Records from a data collection:
* * *

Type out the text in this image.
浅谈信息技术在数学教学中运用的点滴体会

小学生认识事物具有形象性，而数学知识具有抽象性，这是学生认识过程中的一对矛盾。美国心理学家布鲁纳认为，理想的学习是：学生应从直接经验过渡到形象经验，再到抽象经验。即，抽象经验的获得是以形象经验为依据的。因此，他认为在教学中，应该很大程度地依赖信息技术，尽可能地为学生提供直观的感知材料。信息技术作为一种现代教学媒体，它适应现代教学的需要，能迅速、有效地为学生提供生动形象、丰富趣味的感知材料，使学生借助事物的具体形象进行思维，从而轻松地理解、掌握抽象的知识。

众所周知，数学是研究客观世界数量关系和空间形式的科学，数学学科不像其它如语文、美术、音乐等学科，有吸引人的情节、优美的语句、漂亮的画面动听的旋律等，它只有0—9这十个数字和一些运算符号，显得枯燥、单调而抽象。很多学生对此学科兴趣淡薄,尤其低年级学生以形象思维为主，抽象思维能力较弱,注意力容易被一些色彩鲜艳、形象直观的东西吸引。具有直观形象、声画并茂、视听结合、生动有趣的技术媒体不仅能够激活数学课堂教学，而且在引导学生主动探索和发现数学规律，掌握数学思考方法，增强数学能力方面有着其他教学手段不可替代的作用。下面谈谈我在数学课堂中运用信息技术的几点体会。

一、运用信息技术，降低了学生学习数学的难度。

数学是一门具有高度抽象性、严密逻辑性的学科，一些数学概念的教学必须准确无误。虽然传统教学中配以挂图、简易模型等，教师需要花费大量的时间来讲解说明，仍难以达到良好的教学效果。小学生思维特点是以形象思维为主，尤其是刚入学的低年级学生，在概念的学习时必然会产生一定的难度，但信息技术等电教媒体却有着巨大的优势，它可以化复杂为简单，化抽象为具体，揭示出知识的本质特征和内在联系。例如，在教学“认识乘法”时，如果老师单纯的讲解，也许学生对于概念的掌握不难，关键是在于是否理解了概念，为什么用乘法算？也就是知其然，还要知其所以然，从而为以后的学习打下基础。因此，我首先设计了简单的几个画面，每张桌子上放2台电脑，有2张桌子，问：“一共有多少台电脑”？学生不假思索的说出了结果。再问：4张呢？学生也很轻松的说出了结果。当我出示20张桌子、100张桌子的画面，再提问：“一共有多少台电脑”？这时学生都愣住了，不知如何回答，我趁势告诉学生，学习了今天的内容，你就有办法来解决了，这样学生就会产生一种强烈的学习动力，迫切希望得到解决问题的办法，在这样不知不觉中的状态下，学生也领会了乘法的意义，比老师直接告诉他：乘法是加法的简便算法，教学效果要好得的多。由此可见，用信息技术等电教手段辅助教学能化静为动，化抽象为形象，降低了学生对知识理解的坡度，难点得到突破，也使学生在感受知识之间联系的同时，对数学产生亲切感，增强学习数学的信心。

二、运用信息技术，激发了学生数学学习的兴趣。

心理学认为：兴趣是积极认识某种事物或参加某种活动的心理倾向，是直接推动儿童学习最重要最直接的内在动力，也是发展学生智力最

* * *

■ Stated exercise: Copy out the whole listing exactly; please set it all down.

■ The result:
Type out the text in this image.
浅谈信息技术在数学教学中运用的点滴体会

小学生认识事物具有形象性，而数学知识具有抽象性，这是学生认识过程中的一对矛盾。美国心理学家布鲁纳认为，理想的学习是：学生应从直接经验过渡到形象经验，再到抽象经验。即，抽象经验的获得是以形象经验为依据的。因此，他认为在教学中，应该很大程度地依赖信息技术，尽可能地为学生提供直观的感知材料。信息技术作为一种现代教学媒体，它适应现代教学的需要，能迅速、有效地为学生提供生动形象、丰富趣味的感知材料，使学生借助事物的具体形象进行思维，从而轻松地理解、掌握抽象的知识。

众所周知，数学是研究客观世界数量关系和空间形式的科学，数学学科不像其它如语文、美术、音乐等学科，有吸引人的情节、优美的语句、漂亮的画面动听的旋律等，它只有0—9这十个数字和一些运算符号，显得枯燥、单调而抽象。很多学生对此学科兴趣淡薄,尤其低年级学生以形象思维为主，抽象思维能力较弱,注意力容易被一些色彩鲜艳、形象直观的东西吸引。具有直观形象、声画并茂、视听结合、生动有趣的技术媒体不仅能够激活数学课堂教学，而且在引导学生主动探索和发现数学规律，掌握数学思考方法，增强数学能力方面有着其他教学手段不可替代的作用。下面谈谈我在数学课堂中运用信息技术的几点体会。

一、运用信息技术，降低了学生学习数学的难度。

数学是一门具有高度抽象性、严密逻辑性的学科，一些数学概念的教学必须准确无误。虽然传统教学中配以挂图、简易模型等，教师需要花费大量的时间来讲解说明，仍难以达到良好的教学效果。小学生思维特点是以形象思维为主，尤其是刚入学的低年级学生，在概念的学习时必然会产生一定的难度，但信息技术等电教媒体却有着巨大的优势，它可以化复杂为简单，化抽象为具体，揭示出知识的本质特征和内在联系。例如，在教学“认识乘法”时，如果老师单纯的讲解，也许学生对于概念的掌握不难，关键是在于是否理解了概念，为什么用乘法算？也就是知其然，还要知其所以然，从而为以后的学习打下基础。因此，我首先设计了简单的几个画面，每张桌子上放2台电脑，有2张桌子，问：“一共有多少台电脑”？学生不假思索的说出了结果。再问：4张呢？学生也很轻松的说出了结果。当我出示20张桌子、100张桌子的画面，再提问：“一共有多少台电脑”？这时学生都愣住了，不知如何回答，我趁势告诉学生，学习了今天的内容，你就有办法来解决了，这样学生就会产生一种强烈的学习动力，迫切希望得到解决问题的办法，在这样不知不觉中的状态下，学生也领会了乘法的意义，比老师直接告诉他：乘法是加法的简便算法，教学效果要好得的多。由此可见，用信息技术等电教手段辅助教学能化静为动，化抽象为形象，降低了学生对知识理解的坡度，难点得到突破，也使学生在感受知识之间联系的同时，对数学产生亲切感，增强学习数学的信心。

二、运用信息技术，激发了学生数学学习的兴趣。

心理学认为：兴趣是积极认识某种事物或参加某种活动的心理倾向，是直接推动儿童学习最重要最直接的内在动力，也是发展学生智力最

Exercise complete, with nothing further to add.